What the task asks:
Reproduce every entry exactly.

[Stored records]

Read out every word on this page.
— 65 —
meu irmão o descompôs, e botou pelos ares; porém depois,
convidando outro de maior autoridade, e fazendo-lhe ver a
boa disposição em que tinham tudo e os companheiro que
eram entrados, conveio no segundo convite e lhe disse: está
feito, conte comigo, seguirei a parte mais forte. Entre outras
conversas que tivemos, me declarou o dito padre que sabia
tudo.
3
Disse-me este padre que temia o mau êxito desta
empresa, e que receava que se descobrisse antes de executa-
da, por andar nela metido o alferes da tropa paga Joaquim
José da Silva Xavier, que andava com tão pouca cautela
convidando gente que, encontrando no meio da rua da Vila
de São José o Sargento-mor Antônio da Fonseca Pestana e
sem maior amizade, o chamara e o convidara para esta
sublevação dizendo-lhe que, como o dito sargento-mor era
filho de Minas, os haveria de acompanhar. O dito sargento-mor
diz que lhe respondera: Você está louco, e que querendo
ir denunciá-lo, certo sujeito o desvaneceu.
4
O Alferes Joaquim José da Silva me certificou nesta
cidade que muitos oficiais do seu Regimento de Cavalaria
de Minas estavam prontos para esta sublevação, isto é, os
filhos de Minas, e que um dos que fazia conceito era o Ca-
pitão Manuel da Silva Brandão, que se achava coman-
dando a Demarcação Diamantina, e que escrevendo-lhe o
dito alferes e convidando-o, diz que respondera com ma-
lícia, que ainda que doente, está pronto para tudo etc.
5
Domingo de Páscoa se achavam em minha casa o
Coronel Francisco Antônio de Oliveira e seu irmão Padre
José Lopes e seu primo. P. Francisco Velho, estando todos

Exercise result:
Read out every word on this page.
— 65 —
meu irmão o descompôs, e botou pelos ares; porém depois,
convidando outro de maior autoridade, e fazendo-lhe ver a
boa disposição em que tinham tudo e os companheiro que
eram entrados, conveio no segundo convite e lhe disse: está
feito, conte comigo, seguirei a parte mais forte. Entre outras
conversas que tivemos, me declarou o dito padre que sabia
tudo.
3
Disse-me este padre que temia o mau êxito desta
empresa, e que receava que se descobrisse antes de executa-
da, por andar nela metido o alferes da tropa paga Joaquim
José da Silva Xavier, que andava com tão pouca cautela
convidando gente que, encontrando no meio da rua da Vila
de São José o Sargento-mor Antônio da Fonseca Pestana e
sem maior amizade, o chamara e o convidara para esta
sublevação dizendo-lhe que, como o dito sargento-mor era
filho de Minas, os haveria de acompanhar. O dito sargento-mor
diz que lhe respondera: Você está louco, e que querendo
ir denunciá-lo, certo sujeito o desvaneceu.
4
O Alferes Joaquim José da Silva me certificou nesta
cidade que muitos oficiais do seu Regimento de Cavalaria
de Minas estavam prontos para esta sublevação, isto é, os
filhos de Minas, e que um dos que fazia conceito era o Ca-
pitão Manuel da Silva Brandão, que se achava coman-
dando a Demarcação Diamantina, e que escrevendo-lhe o
dito alferes e convidando-o, diz que respondera com ma-
lícia, que ainda que doente, está pronto para tudo etc.
5
Domingo de Páscoa se achavam em minha casa o
Coronel Francisco Antônio de Oliveira e seu irmão Padre
José Lopes e seu primo. P. Francisco Velho, estando todos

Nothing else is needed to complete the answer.